§ Exercise instructions: Rewrite the listing below, changing every "IBM/Mac connector" to "mouse connector" and keeping everything else the same.

§ Provided records:
───
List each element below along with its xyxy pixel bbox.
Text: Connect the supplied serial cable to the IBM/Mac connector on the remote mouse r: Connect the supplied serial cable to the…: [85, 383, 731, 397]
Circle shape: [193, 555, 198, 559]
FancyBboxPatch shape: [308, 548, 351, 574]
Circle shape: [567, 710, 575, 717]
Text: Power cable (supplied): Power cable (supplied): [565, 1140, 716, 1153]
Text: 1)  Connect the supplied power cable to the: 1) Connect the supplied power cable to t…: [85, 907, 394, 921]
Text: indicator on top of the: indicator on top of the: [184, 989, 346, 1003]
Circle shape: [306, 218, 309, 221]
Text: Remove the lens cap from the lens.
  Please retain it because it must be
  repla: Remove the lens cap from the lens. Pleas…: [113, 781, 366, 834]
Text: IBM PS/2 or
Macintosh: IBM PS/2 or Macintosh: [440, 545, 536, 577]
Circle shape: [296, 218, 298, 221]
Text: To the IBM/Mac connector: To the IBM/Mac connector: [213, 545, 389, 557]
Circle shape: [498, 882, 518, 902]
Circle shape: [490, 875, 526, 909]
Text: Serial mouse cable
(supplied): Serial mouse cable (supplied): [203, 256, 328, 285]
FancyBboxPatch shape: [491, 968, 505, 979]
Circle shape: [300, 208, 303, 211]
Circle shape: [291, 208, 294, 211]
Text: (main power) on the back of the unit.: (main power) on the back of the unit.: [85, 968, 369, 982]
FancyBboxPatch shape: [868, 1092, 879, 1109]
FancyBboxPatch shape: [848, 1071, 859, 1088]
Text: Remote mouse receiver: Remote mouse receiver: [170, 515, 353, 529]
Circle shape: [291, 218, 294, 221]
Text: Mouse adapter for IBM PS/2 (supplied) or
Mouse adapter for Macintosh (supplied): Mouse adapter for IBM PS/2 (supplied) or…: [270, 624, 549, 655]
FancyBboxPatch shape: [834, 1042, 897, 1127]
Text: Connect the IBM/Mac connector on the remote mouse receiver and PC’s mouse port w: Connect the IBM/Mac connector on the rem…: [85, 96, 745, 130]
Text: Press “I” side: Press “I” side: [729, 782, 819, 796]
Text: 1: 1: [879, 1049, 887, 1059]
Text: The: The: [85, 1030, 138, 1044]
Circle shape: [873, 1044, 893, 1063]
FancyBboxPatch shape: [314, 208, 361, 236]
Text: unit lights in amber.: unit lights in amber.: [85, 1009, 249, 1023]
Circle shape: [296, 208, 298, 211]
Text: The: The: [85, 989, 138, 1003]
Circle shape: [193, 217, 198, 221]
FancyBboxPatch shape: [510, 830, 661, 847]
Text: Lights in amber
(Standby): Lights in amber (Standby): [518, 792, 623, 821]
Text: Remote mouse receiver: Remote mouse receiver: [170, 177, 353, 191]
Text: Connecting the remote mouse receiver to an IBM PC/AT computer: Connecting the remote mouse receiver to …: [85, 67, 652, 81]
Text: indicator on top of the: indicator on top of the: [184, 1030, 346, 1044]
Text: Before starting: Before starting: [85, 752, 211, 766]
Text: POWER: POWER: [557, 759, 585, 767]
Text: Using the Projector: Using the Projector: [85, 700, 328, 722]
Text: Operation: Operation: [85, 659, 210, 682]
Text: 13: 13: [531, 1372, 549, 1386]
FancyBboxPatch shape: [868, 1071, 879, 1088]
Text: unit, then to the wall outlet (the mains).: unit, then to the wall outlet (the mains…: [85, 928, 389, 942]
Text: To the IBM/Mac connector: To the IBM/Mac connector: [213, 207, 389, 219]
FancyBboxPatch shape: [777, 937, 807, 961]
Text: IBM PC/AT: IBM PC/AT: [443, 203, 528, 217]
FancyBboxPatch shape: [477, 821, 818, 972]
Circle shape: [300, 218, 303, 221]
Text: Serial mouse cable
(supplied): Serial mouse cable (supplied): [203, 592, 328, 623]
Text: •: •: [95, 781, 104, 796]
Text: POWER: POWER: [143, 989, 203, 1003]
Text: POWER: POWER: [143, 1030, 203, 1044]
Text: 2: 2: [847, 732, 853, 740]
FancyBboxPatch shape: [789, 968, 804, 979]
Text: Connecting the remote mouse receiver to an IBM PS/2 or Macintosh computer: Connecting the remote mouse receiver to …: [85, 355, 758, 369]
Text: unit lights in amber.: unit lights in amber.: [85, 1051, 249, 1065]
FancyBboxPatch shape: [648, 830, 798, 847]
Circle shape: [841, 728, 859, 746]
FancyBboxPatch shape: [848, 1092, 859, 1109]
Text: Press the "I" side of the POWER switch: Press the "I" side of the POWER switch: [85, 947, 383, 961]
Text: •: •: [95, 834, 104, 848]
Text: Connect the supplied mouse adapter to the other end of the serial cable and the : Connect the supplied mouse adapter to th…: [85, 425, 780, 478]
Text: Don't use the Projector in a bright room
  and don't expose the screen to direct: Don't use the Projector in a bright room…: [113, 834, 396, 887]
───
§ Task output:
List each element below along with its xyxy pixel bbox.
Text: Connect the supplied serial cable to the mouse connector on the remote mouse r: Connect the supplied serial cable to the…: [85, 383, 731, 397]
Circle shape: [193, 555, 198, 559]
FancyBboxPatch shape: [308, 548, 351, 574]
Circle shape: [567, 710, 575, 717]
Text: Power cable (supplied): Power cable (supplied): [565, 1140, 716, 1153]
Text: 1)  Connect the supplied power cable to the: 1) Connect the supplied power cable to t…: [85, 907, 394, 921]
Text: indicator on top of the: indicator on top of the: [184, 989, 346, 1003]
Circle shape: [306, 218, 309, 221]
Text: Remove the lens cap from the lens.
  Please retain it because it must be
  repla: Remove the lens cap from the lens. Pleas…: [113, 781, 366, 834]
Text: IBM PS/2 or
Macintosh: IBM PS/2 or Macintosh: [440, 545, 536, 577]
Circle shape: [296, 218, 298, 221]
Text: To the mouse connector: To the mouse connector: [213, 545, 389, 557]
Circle shape: [498, 882, 518, 902]
Circle shape: [490, 875, 526, 909]
Text: Serial mouse cable
(supplied): Serial mouse cable (supplied): [203, 256, 328, 285]
FancyBboxPatch shape: [491, 968, 505, 979]
Circle shape: [300, 208, 303, 211]
Circle shape: [291, 208, 294, 211]
Text: (main power) on the back of the unit.: (main power) on the back of the unit.: [85, 968, 369, 982]
FancyBboxPatch shape: [868, 1092, 879, 1109]
FancyBboxPatch shape: [848, 1071, 859, 1088]
Text: Remote mouse receiver: Remote mouse receiver: [170, 515, 353, 529]
Circle shape: [291, 218, 294, 221]
Text: Mouse adapter for IBM PS/2 (supplied) or
Mouse adapter for Macintosh (supplied): Mouse adapter for IBM PS/2 (supplied) or…: [270, 624, 549, 655]
FancyBboxPatch shape: [834, 1042, 897, 1127]
Text: Connect the mouse connector on the remote mouse receiver and PC’s mouse port w: Connect the mouse connector on the rem…: [85, 96, 745, 130]
Text: Press “I” side: Press “I” side: [729, 782, 819, 796]
Text: 1: 1: [879, 1049, 887, 1059]
Text: The: The: [85, 1030, 138, 1044]
Circle shape: [873, 1044, 893, 1063]
FancyBboxPatch shape: [314, 208, 361, 236]
Text: unit lights in amber.: unit lights in amber.: [85, 1009, 249, 1023]
Circle shape: [296, 208, 298, 211]
Text: The: The: [85, 989, 138, 1003]
Circle shape: [193, 217, 198, 221]
FancyBboxPatch shape: [510, 830, 661, 847]
Text: Lights in amber
(Standby): Lights in amber (Standby): [518, 792, 623, 821]
Text: Remote mouse receiver: Remote mouse receiver: [170, 177, 353, 191]
Text: Connecting the remote mouse receiver to an IBM PC/AT computer: Connecting the remote mouse receiver to …: [85, 67, 652, 81]
Text: indicator on top of the: indicator on top of the: [184, 1030, 346, 1044]
Text: Before starting: Before starting: [85, 752, 211, 766]
Text: POWER: POWER: [557, 759, 585, 767]
Text: Using the Projector: Using the Projector: [85, 700, 328, 722]
Text: Operation: Operation: [85, 659, 210, 682]
Text: 13: 13: [531, 1372, 549, 1386]
FancyBboxPatch shape: [868, 1071, 879, 1088]
Text: unit, then to the wall outlet (the mains).: unit, then to the wall outlet (the mains…: [85, 928, 389, 942]
Text: To the mouse connector: To the mouse connector: [213, 207, 389, 219]
FancyBboxPatch shape: [777, 937, 807, 961]
Text: IBM PC/AT: IBM PC/AT: [443, 203, 528, 217]
FancyBboxPatch shape: [477, 821, 818, 972]
Circle shape: [300, 218, 303, 221]
Text: Serial mouse cable
(supplied): Serial mouse cable (supplied): [203, 592, 328, 623]
Text: •: •: [95, 781, 104, 796]
Text: POWER: POWER: [143, 989, 203, 1003]
Text: POWER: POWER: [143, 1030, 203, 1044]
Text: 2: 2: [847, 732, 853, 740]
FancyBboxPatch shape: [789, 968, 804, 979]
Text: Connecting the remote mouse receiver to an IBM PS/2 or Macintosh computer: Connecting the remote mouse receiver to …: [85, 355, 758, 369]
Text: unit lights in amber.: unit lights in amber.: [85, 1051, 249, 1065]
FancyBboxPatch shape: [648, 830, 798, 847]
Circle shape: [841, 728, 859, 746]
FancyBboxPatch shape: [848, 1092, 859, 1109]
Text: Press the "I" side of the POWER switch: Press the "I" side of the POWER switch: [85, 947, 383, 961]
Text: •: •: [95, 834, 104, 848]
Text: Connect the supplied mouse adapter to the other end of the serial cable and the : Connect the supplied mouse adapter to th…: [85, 425, 780, 478]
Text: Don't use the Projector in a bright room
  and don't expose the screen to direct: Don't use the Projector in a bright room…: [113, 834, 396, 887]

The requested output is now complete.